To do
Which lines include the word "Toby"? Copy each of them.

Task material

* * *

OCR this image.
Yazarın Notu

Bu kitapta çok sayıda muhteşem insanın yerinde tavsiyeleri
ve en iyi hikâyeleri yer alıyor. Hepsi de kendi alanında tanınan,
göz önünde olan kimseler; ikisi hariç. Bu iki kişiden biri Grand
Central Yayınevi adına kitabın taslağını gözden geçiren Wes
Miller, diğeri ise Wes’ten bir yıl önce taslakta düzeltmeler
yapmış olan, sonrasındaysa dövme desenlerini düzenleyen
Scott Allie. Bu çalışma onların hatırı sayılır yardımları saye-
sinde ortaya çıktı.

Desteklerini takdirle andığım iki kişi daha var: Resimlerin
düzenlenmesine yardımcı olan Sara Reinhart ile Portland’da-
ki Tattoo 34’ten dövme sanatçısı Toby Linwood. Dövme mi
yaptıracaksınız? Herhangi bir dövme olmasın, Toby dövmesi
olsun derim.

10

* * *

Result of this exercise
ki Tattoo 34’ten dövme sanatçısı Toby Linwood. Dövme mi
yaptıracaksınız? Herhangi bir dövme olmasın, Toby dövmesi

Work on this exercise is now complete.